## BEGIN DATA LINES

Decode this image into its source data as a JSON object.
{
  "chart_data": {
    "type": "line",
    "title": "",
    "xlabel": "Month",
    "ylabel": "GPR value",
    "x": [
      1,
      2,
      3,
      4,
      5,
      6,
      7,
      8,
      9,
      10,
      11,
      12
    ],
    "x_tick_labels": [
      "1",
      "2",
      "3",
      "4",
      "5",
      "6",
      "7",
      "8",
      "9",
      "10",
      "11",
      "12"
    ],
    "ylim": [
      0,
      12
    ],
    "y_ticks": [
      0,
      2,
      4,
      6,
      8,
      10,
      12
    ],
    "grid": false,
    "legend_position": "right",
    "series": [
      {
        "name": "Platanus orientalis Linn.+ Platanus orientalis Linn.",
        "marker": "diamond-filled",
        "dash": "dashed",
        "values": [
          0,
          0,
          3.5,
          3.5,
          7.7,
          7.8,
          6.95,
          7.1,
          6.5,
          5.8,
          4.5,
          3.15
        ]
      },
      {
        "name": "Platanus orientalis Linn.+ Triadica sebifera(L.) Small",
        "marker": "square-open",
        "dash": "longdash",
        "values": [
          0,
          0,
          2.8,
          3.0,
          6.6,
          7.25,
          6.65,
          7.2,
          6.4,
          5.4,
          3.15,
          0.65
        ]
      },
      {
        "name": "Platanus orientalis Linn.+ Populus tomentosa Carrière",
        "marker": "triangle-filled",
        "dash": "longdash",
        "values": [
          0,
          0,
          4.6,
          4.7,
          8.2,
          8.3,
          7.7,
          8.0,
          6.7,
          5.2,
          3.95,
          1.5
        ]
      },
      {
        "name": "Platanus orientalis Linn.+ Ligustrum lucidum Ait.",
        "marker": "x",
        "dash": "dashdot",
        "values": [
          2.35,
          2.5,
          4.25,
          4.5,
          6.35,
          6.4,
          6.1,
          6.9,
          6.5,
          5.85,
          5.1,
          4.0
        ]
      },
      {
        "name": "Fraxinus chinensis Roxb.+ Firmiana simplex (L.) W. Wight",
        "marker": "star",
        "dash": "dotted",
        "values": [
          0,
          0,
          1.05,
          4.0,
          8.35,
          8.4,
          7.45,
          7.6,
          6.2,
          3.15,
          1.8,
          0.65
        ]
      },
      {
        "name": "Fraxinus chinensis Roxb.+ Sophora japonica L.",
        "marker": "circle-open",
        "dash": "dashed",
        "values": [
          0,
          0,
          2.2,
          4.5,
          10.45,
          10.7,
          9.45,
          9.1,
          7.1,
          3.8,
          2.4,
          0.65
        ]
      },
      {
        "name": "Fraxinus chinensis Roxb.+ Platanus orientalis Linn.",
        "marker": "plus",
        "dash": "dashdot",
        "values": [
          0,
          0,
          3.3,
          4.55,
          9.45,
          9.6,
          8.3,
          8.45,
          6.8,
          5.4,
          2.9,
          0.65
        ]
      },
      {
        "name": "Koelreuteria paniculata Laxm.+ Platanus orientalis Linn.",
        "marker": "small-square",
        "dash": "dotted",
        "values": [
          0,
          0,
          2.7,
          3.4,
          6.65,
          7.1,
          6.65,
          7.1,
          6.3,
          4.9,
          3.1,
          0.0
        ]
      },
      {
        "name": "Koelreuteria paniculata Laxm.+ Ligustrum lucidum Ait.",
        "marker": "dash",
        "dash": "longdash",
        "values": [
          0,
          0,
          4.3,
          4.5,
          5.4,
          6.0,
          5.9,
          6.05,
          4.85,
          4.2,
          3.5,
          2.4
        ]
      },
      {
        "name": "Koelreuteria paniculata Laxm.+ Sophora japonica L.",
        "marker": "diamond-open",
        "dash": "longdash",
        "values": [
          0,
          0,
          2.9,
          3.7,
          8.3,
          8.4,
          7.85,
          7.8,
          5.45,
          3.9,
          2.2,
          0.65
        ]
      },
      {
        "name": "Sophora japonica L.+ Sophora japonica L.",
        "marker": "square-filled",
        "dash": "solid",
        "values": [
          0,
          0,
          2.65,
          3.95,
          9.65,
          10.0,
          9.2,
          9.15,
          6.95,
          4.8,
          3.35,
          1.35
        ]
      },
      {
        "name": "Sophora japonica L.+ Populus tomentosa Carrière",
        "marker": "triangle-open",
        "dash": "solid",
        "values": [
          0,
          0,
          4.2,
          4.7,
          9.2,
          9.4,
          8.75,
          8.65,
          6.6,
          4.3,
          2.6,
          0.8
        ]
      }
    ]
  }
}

## END DATA LINES

» GIVEN EXERCISE:
Copy out all the entries shown above, character for character.

» ANSWER TO THE PROBLEM:
Decode this image into its source data as a JSON object.
{
  "chart_data": {
    "type": "line",
    "title": "",
    "xlabel": "Month",
    "ylabel": "GPR value",
    "x": [
      1,
      2,
      3,
      4,
      5,
      6,
      7,
      8,
      9,
      10,
      11,
      12
    ],
    "x_tick_labels": [
      "1",
      "2",
      "3",
      "4",
      "5",
      "6",
      "7",
      "8",
      "9",
      "10",
      "11",
      "12"
    ],
    "ylim": [
      0,
      12
    ],
    "y_ticks": [
      0,
      2,
      4,
      6,
      8,
      10,
      12
    ],
    "grid": false,
    "legend_position": "right",
    "series": [
      {
        "name": "Platanus orientalis Linn.+ Platanus orientalis Linn.",
        "marker": "diamond-filled",
        "dash": "dashed",
        "values": [
          0,
          0,
          3.5,
          3.5,
          7.7,
          7.8,
          6.95,
          7.1,
          6.5,
          5.8,
          4.5,
          3.15
        ]
      },
      {
        "name": "Platanus orientalis Linn.+ Triadica sebifera(L.) Small",
        "marker": "square-open",
        "dash": "longdash",
        "values": [
          0,
          0,
          2.8,
          3.0,
          6.6,
          7.25,
          6.65,
          7.2,
          6.4,
          5.4,
          3.15,
          0.65
        ]
      },
      {
        "name": "Platanus orientalis Linn.+ Populus tomentosa Carrière",
        "marker": "triangle-filled",
        "dash": "longdash",
        "values": [
          0,
          0,
          4.6,
          4.7,
          8.2,
          8.3,
          7.7,
          8.0,
          6.7,
          5.2,
          3.95,
          1.5
        ]
      },
      {
        "name": "Platanus orientalis Linn.+ Ligustrum lucidum Ait.",
        "marker": "x",
        "dash": "dashdot",
        "values": [
          2.35,
          2.5,
          4.25,
          4.5,
          6.35,
          6.4,
          6.1,
          6.9,
          6.5,
          5.85,
          5.1,
          4.0
        ]
      },
      {
        "name": "Fraxinus chinensis Roxb.+ Firmiana simplex (L.) W. Wight",
        "marker": "star",
        "dash": "dotted",
        "values": [
          0,
          0,
          1.05,
          4.0,
          8.35,
          8.4,
          7.45,
          7.6,
          6.2,
          3.15,
          1.8,
          0.65
        ]
      },
      {
        "name": "Fraxinus chinensis Roxb.+ Sophora japonica L.",
        "marker": "circle-open",
        "dash": "dashed",
        "values": [
          0,
          0,
          2.2,
          4.5,
          10.45,
          10.7,
          9.45,
          9.1,
          7.1,
          3.8,
          2.4,
          0.65
        ]
      },
      {
        "name": "Fraxinus chinensis Roxb.+ Platanus orientalis Linn.",
        "marker": "plus",
        "dash": "dashdot",
        "values": [
          0,
          0,
          3.3,
          4.55,
          9.45,
          9.6,
          8.3,
          8.45,
          6.8,
          5.4,
          2.9,
          0.65
        ]
      },
      {
        "name": "Koelreuteria paniculata Laxm.+ Platanus orientalis Linn.",
        "marker": "small-square",
        "dash": "dotted",
        "values": [
          0,
          0,
          2.7,
          3.4,
          6.65,
          7.1,
          6.65,
          7.1,
          6.3,
          4.9,
          3.1,
          0.0
        ]
      },
      {
        "name": "Koelreuteria paniculata Laxm.+ Ligustrum lucidum Ait.",
        "marker": "dash",
        "dash": "longdash",
        "values": [
          0,
          0,
          4.3,
          4.5,
          5.4,
          6.0,
          5.9,
          6.05,
          4.85,
          4.2,
          3.5,
          2.4
        ]
      },
      {
        "name": "Koelreuteria paniculata Laxm.+ Sophora japonica L.",
        "marker": "diamond-open",
        "dash": "longdash",
        "values": [
          0,
          0,
          2.9,
          3.7,
          8.3,
          8.4,
          7.85,
          7.8,
          5.45,
          3.9,
          2.2,
          0.65
        ]
      },
      {
        "name": "Sophora japonica L.+ Sophora japonica L.",
        "marker": "square-filled",
        "dash": "solid",
        "values": [
          0,
          0,
          2.65,
          3.95,
          9.65,
          10.0,
          9.2,
          9.15,
          6.95,
          4.8,
          3.35,
          1.35
        ]
      },
      {
        "name": "Sophora japonica L.+ Populus tomentosa Carrière",
        "marker": "triangle-open",
        "dash": "solid",
        "values": [
          0,
          0,
          4.2,
          4.7,
          9.2,
          9.4,
          8.75,
          8.65,
          6.6,
          4.3,
          2.6,
          0.8
        ]
      }
    ]
  }
}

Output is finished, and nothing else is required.